Exercise instructions
Show all lines from the listing below that contain "Ebba".

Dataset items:
***
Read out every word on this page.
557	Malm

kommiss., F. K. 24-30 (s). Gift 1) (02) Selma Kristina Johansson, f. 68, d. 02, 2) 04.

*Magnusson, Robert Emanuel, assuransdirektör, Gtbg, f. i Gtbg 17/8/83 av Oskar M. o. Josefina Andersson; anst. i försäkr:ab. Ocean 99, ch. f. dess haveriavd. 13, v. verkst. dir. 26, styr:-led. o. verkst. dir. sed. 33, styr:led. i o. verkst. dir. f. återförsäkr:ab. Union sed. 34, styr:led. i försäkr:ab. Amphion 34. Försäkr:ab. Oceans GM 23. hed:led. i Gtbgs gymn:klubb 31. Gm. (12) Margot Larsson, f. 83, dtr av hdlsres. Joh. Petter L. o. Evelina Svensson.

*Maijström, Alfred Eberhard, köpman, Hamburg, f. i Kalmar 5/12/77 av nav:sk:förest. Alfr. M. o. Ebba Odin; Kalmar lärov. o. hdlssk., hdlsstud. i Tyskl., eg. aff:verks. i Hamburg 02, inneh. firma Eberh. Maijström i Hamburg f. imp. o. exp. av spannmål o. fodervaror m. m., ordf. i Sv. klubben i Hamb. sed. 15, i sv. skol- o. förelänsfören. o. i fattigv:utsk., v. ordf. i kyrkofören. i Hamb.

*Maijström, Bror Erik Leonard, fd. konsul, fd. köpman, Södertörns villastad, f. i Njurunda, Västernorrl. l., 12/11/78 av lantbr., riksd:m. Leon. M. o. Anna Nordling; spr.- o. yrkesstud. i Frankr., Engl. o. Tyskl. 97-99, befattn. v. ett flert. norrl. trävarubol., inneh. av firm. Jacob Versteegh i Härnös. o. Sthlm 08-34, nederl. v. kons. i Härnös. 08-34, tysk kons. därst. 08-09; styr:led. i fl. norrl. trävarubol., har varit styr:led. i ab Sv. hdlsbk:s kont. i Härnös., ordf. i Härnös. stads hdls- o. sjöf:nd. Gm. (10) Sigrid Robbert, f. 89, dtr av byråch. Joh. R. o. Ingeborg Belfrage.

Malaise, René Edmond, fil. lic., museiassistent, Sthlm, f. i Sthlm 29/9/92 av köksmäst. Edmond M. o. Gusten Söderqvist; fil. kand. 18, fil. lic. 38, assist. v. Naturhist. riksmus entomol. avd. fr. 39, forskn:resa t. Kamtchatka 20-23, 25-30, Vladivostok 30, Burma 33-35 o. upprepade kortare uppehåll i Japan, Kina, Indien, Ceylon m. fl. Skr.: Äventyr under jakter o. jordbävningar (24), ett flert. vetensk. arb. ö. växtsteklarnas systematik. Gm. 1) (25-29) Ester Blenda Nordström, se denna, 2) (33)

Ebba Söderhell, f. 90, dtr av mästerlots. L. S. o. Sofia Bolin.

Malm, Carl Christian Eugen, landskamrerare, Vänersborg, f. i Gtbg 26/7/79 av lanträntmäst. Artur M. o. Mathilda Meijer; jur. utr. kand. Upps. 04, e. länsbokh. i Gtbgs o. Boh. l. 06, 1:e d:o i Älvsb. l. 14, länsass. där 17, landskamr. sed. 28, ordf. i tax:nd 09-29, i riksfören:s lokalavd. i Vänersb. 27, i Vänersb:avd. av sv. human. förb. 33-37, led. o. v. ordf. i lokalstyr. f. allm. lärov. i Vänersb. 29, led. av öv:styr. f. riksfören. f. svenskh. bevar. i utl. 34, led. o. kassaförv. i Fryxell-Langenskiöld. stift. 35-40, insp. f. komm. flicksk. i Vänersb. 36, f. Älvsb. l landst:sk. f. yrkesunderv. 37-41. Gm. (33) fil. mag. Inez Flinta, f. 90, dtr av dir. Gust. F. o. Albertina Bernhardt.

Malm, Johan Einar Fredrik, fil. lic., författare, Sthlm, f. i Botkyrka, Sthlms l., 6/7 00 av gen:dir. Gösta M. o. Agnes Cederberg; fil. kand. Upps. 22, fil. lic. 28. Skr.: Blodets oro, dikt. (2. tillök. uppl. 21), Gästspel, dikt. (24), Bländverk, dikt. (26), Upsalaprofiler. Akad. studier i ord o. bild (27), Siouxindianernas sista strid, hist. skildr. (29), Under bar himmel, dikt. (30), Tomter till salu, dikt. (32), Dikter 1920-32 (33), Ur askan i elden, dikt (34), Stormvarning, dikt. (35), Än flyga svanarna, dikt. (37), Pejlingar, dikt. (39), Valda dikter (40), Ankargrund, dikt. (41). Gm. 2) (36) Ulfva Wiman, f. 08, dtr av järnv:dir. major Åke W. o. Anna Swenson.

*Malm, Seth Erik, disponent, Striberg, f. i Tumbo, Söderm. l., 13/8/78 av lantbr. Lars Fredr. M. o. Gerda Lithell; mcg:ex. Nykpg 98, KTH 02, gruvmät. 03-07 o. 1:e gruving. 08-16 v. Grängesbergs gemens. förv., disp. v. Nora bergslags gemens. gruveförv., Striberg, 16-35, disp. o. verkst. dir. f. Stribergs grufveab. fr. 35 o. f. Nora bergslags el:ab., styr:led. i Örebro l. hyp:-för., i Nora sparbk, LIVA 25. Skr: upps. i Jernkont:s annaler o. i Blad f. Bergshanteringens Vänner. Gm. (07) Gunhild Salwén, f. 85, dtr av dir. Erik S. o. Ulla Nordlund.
***
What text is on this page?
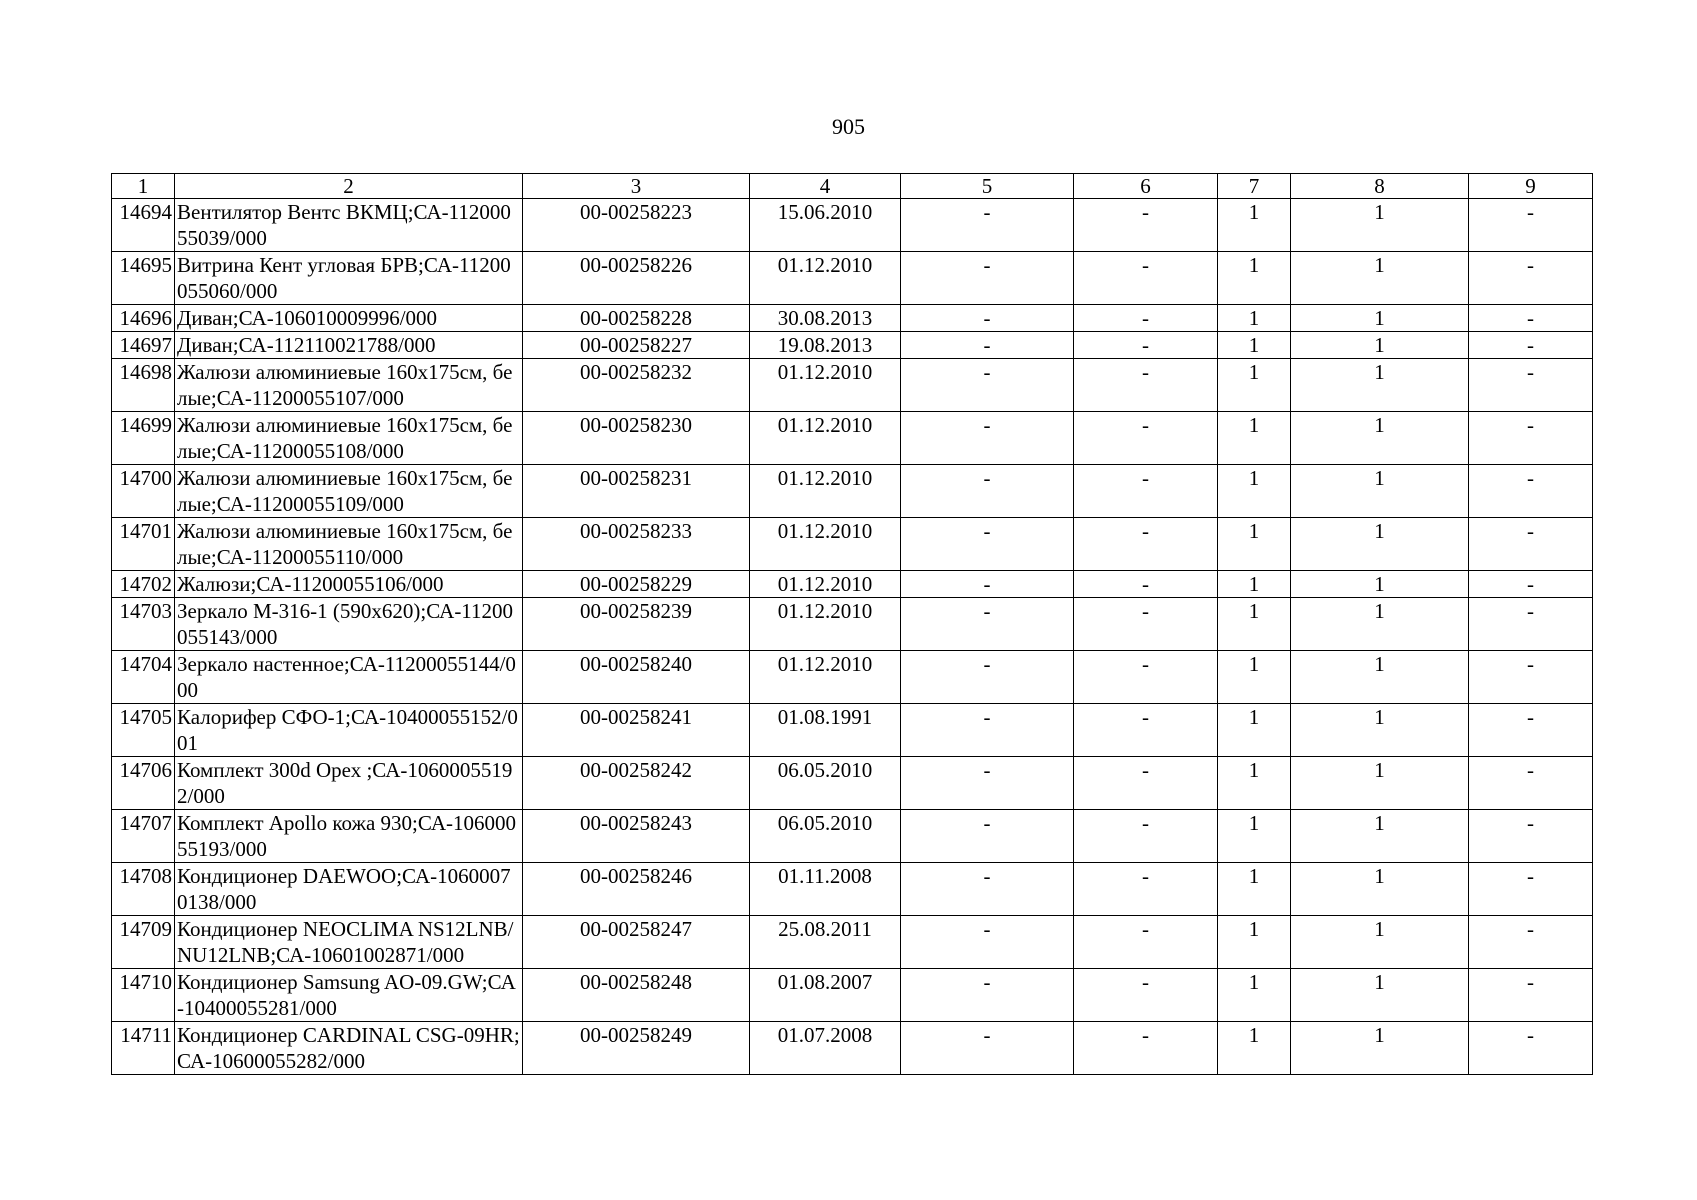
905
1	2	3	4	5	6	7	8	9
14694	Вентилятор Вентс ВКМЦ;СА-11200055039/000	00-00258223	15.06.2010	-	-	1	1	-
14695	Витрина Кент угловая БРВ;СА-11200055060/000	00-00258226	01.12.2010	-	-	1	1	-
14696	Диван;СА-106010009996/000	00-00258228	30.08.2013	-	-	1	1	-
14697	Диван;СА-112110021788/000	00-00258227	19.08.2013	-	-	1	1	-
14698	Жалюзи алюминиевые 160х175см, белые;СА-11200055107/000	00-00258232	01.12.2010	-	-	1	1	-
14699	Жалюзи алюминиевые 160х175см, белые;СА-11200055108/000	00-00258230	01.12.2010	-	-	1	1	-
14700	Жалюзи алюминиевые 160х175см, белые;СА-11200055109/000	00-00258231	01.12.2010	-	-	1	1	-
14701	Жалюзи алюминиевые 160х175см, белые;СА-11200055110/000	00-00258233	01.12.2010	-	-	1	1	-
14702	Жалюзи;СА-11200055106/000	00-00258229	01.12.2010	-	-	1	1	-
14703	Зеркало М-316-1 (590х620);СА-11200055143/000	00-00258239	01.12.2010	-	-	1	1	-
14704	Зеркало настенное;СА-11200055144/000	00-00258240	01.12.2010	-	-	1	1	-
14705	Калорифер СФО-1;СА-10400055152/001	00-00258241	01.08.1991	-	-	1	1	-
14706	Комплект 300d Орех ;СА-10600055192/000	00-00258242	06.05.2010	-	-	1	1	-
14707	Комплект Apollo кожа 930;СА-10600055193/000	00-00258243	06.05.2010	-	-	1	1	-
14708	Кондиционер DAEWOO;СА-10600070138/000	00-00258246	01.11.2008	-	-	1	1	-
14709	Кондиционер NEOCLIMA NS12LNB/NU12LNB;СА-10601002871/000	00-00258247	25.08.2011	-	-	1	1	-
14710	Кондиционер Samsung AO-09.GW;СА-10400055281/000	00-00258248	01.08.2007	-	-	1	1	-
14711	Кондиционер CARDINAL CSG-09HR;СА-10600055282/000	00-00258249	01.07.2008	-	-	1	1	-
***
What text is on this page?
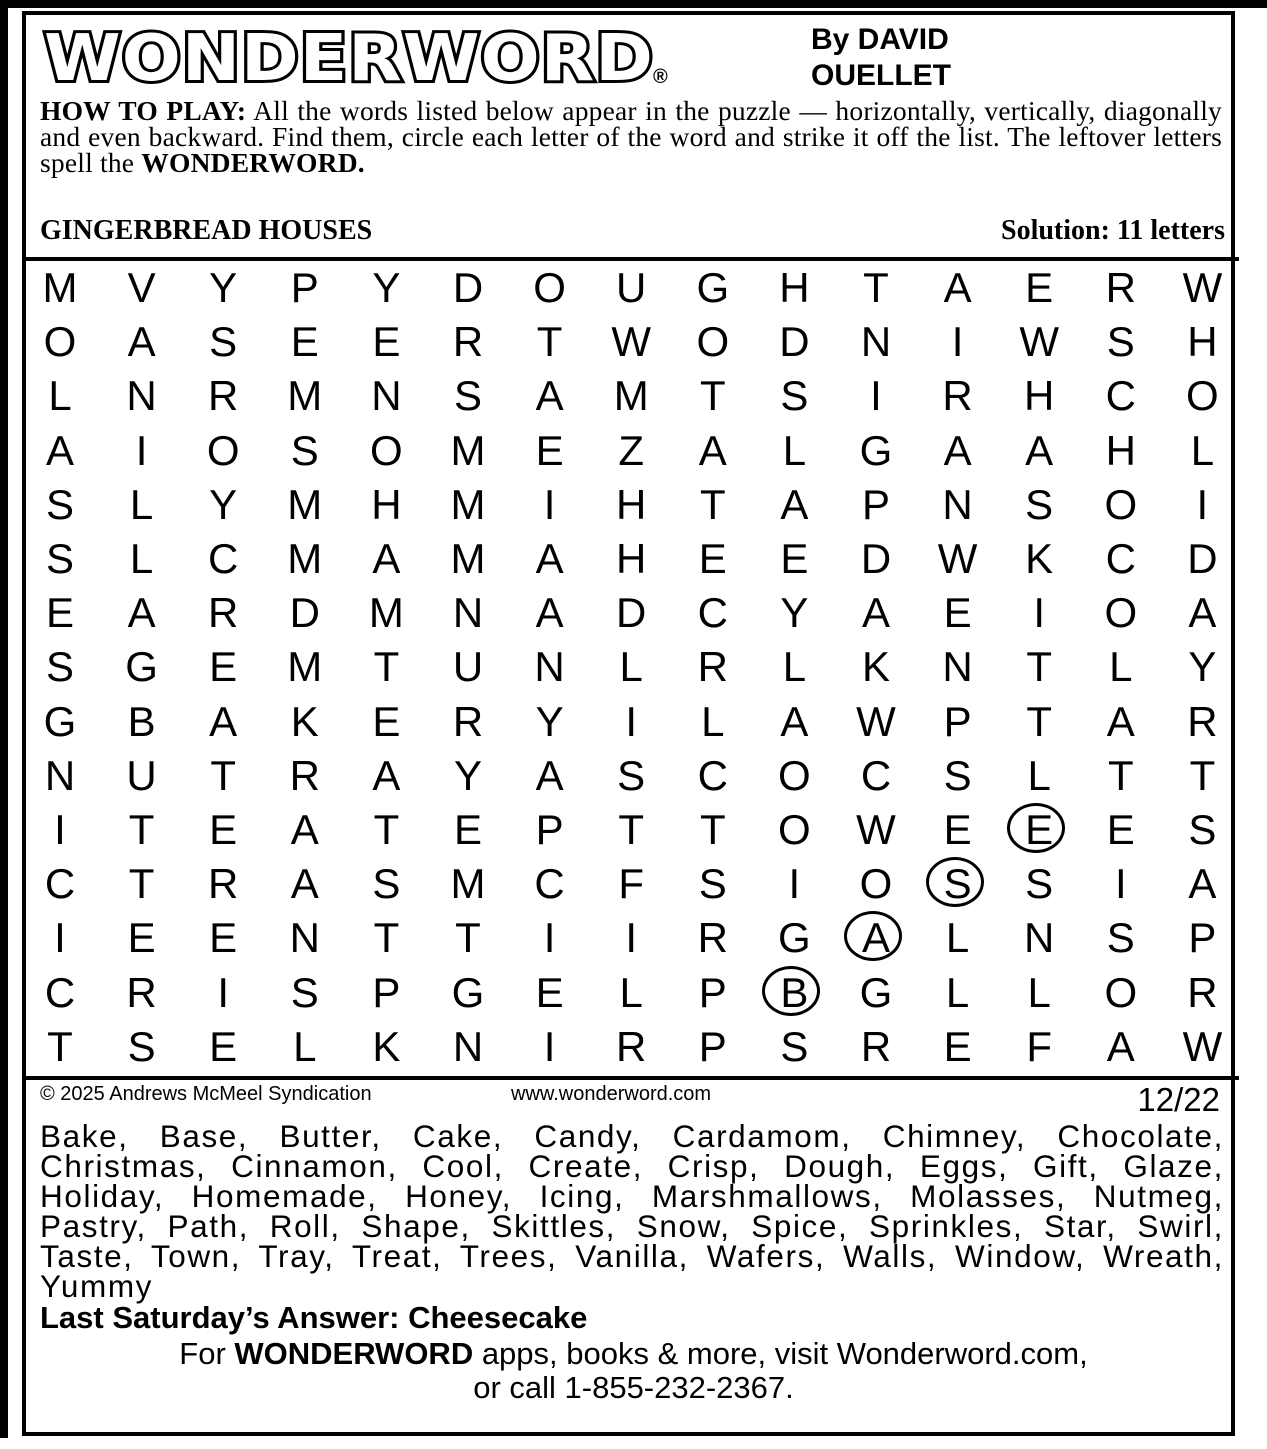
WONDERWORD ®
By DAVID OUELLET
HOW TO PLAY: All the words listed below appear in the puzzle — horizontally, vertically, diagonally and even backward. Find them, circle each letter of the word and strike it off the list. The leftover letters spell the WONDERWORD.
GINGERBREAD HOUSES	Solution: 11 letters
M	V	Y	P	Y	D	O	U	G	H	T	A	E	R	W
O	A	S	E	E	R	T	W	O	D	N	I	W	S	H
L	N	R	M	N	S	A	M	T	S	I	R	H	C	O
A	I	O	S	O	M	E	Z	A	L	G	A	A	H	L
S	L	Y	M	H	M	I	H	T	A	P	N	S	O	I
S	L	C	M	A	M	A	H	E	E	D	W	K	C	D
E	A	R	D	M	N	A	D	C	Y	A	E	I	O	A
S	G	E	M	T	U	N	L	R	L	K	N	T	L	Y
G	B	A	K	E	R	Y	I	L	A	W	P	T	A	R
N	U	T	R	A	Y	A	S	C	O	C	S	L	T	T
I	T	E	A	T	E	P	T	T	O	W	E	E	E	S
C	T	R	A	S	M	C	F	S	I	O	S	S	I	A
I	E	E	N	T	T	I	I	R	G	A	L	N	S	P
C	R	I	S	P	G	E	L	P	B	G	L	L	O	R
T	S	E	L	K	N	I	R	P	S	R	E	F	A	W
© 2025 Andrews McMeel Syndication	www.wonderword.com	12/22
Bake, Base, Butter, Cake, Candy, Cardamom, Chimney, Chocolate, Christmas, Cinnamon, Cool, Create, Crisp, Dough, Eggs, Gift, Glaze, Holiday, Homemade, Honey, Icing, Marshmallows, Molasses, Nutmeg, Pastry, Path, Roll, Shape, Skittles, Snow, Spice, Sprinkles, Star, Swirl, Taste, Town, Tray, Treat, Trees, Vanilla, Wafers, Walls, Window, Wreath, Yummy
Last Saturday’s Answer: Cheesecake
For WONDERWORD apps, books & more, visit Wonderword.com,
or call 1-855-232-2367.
***
Solution for this exercise
*Maijström, Alfred Eberhard, köpman, Hamburg, f. i Kalmar 5/12/77 av nav:sk:förest. Alfr. M. o. Ebba Odin; Kalmar lärov. o. hdlssk., hdlsstud. i Tyskl., eg. aff:verks. i Hamburg 02, inneh. firma Eberh. Maijström i Hamburg f. imp. o. exp. av spannmål o. fodervaror m. m., ordf. i Sv. klubben i Hamb. sed. 15, i sv. skol- o. förelänsfören. o. i fattigv:utsk., v. ordf. i kyrkofören. i Hamb.
Ebba Söderhell, f. 90, dtr av mästerlots. L. S. o. Sofia Bolin.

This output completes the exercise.